EXTRACT TO READ -
:::::
To get things started, France sent a starter population of prisoners, slaves, and bonded servants. They arrived in New Orleans to find a mosquito-ridden swamp that was surrounded by hostile Native Americans, and prone to hurricanes. The new settlers threatened to revolt, so the French government sent 90 female convicts straight from the Paris jails. These ladies chaperoned by a group of Ursuline nuns until they could be married off to the men who awaited them.
Two engineers laid out plans for a the original walled village, which later came to be known as the French Quarter or the Vieux Carré — the Old City. Though it’s called the French Quarter, the architecture of the area is mostly Spanish in influence, since fire destroyed most of the original buildings in the 18th century. By that time, the city was under the control of the Spanish, who rebuilt the quarter. New Orleans became an American city in 1803, when Napoleon sold Louisiana to the United States government.
Tom Robbins wrote, in Jitterbug Perfume (1984): “Louisiana in September was like an obscene phone call from nature. The air — moist, sultry, secretive, and far from fresh — felt as if it were being exhaled into one’s face. Sometimes it even sounded like heavy breathing. Honeysuckle, swamp flowers, magnolia, and the mystery smell of the river scented the atmosphere, amplifying the intrusion of organic sleaze. It was aphrodisiac and repressive, soft and violent at the same time. In New Orleans, in the French Quarter, miles from the barking lungs of alligators, the air maintained this quality of breath, although here it acquired a tinge of metallic halitosis, due to fumes expelled by tourist buses, trucks delivering Dixie beer, and, on Decatur Street, a mass-transit motor coach named Desire.”
It’s the birthday of conductor and composer Leonard Bernstein, born in Lawrence, Massachusetts (1918). When he was 40, he became the youngest musical director ever in charge of the New York Philharmonic. Bernstein wrote scores for many musicals, including On the Town and West Side Story, as well as symphonies and scores for ballets. He also wrote a book called The Joy of Music (1959), a collection of essays and conversations about music.
In it, he wrote: “Music, of all the arts, stands in a special region, unlit by any star but its own, and utterly without meaning … except its own.” The Christmas before Bernstein died, at age 72, he conducted Beethoven’s Ninth Symphony in Berlin to celebrate the crumbling of the wall. He died just five days after retiring. He conducted his final performance at Tanglewood, in the Berkshires in western Massachusetts, on August 19, 1990. It was the Boston Symphony playing Britten’s “Four Sea Interludes” and Beethoven’s Seventh Symphony.
:::::
PROBLEMS -
A. According to the passage about New Orleans and Leonard Bernstein, in what year did New Orleans become an American city?
B. Continue the passage about New Orleans and Leonard Bernstein from its last sentence.
:::::
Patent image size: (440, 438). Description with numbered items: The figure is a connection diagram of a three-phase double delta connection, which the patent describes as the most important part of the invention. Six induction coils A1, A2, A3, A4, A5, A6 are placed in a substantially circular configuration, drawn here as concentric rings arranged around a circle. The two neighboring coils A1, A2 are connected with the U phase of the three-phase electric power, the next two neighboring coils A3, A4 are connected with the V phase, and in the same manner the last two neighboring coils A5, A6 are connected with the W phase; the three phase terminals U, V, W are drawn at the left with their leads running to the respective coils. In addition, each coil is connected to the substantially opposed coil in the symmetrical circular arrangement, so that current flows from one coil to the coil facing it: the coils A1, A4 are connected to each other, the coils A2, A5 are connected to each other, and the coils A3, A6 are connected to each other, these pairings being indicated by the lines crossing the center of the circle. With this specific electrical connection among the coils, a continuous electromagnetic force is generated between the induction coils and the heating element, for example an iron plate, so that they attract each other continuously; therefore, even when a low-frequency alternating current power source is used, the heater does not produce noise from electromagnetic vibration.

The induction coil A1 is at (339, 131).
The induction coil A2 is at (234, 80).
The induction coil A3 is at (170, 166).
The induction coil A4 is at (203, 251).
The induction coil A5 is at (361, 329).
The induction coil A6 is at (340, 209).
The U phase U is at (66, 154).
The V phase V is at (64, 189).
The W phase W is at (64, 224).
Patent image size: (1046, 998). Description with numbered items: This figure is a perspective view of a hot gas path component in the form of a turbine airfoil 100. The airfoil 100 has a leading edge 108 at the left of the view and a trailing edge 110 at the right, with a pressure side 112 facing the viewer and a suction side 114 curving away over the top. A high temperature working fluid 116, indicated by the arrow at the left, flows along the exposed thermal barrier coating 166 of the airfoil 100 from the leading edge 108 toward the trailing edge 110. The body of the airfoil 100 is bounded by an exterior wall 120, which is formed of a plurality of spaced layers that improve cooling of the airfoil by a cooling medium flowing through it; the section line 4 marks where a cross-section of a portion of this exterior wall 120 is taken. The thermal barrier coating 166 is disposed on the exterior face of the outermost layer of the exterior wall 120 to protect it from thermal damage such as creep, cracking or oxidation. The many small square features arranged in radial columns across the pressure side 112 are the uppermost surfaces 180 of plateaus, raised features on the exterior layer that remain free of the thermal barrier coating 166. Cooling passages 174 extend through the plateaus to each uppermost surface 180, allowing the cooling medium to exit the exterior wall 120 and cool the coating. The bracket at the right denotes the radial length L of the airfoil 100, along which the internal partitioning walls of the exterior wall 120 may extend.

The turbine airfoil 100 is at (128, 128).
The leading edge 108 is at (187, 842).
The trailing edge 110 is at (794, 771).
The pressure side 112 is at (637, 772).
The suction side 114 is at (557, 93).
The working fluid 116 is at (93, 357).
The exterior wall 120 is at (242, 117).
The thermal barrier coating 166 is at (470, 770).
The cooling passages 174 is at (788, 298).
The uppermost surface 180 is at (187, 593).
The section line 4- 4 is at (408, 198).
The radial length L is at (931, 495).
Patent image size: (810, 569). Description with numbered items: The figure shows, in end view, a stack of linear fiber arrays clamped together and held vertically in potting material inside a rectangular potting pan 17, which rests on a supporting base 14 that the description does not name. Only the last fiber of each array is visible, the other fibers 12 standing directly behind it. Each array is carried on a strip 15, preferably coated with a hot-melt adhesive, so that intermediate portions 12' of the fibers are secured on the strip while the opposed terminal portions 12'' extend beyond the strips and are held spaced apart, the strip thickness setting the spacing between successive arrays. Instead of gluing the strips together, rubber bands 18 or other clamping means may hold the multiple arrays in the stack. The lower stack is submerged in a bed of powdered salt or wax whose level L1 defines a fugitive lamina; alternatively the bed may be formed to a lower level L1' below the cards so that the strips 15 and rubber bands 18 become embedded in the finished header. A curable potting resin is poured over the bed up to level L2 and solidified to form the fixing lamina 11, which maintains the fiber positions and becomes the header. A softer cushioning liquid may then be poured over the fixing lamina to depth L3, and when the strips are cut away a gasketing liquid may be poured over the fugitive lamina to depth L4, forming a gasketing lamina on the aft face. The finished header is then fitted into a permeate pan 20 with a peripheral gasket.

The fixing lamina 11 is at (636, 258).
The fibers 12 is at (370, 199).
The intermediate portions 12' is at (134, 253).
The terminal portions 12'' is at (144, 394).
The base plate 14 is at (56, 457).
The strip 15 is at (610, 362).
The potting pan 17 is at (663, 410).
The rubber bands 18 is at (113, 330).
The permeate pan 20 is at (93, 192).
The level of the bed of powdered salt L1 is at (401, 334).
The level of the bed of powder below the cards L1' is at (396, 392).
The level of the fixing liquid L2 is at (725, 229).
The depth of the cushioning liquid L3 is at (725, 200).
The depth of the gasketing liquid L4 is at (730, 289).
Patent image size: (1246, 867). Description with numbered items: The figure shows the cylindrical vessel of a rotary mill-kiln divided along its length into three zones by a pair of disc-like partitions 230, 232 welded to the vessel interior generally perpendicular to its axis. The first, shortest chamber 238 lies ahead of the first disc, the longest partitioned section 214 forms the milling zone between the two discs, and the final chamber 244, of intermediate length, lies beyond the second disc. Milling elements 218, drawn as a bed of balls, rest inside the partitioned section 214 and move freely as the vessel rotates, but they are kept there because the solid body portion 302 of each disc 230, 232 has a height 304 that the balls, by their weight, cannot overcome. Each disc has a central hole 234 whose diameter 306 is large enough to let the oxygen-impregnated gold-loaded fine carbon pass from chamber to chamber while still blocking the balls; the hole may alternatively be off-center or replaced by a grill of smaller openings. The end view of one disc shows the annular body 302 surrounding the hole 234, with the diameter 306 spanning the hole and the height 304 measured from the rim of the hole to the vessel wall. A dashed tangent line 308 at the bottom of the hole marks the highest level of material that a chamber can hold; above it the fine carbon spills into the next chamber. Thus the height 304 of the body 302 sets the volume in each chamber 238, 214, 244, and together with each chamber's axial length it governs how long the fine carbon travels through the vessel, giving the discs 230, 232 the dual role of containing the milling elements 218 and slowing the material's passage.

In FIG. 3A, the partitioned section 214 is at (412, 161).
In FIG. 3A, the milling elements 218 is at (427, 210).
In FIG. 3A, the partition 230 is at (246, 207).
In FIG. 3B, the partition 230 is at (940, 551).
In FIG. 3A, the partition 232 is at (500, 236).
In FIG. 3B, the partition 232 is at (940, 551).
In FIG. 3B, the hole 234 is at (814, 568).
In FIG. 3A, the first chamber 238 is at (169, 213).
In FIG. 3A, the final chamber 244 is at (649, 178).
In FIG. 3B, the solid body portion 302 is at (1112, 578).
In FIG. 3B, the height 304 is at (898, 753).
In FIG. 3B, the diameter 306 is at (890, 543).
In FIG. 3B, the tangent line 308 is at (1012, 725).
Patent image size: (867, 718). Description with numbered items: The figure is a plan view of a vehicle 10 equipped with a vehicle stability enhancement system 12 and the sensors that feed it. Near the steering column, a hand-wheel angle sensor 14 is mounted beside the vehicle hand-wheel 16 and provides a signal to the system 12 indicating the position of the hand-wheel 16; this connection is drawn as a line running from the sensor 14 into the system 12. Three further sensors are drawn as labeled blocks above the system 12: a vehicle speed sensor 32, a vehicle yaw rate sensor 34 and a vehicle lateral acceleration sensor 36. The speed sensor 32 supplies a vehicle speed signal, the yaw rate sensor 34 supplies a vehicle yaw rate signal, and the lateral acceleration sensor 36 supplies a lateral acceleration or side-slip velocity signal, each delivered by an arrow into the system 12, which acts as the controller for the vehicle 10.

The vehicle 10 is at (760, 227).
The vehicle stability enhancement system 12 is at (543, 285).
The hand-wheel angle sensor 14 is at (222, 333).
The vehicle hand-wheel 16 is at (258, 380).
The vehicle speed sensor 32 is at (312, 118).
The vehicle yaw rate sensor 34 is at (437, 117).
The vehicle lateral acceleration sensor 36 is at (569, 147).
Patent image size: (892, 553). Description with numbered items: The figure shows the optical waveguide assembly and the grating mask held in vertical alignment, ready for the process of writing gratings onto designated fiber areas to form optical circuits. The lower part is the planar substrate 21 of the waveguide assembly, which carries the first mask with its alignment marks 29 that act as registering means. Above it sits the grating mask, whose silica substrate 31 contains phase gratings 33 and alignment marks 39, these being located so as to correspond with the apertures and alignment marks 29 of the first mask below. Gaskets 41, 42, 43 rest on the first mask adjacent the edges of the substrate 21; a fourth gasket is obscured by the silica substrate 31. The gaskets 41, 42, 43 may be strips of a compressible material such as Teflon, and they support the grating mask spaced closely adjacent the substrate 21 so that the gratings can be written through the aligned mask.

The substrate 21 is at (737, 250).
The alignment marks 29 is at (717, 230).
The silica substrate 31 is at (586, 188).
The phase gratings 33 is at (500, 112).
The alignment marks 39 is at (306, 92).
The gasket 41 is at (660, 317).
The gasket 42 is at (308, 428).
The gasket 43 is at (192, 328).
:::::
ANSWERS GIVEN -
A. 1803

B.
It’s the birthday of American poet Charles Wright (1935) (books by this author), born in Pickwick Dam, Tennessee. Wright’s father was a civil engineer for the Tennessee Valley Authority and they moved often during his childhood, living comfortably in government housing. His father also worked on the Manhattan Project, the research and development project that produced the first nuclear weapons during World War II.
Wright was an active and diligent student in high school, helping to coach the football team, serving as vice president of his class, and being named to the honors program. He read all of William Faulkner by the time he graduated (1953), but he didn’t start writing poetry until he served four years in the U.S. Army. He was stationed in Italy when he came across Ezra Pound’s Cantos, which he used first as a kind of guidebook to Italy and then as a way to begin writing his own poems.
On writing poetry, he says: “Language is the element of definition, the defining and descriptive incantation. It puts the coin between our teeth. It whistles the boat up. It shows us the city of light across the water. Without language there is no poetry, without poetry there’s just talk. Talk is cheap and proves nothing. Poetry is dear and difficult to come by. But it poles us across the river and puts music in our ears.”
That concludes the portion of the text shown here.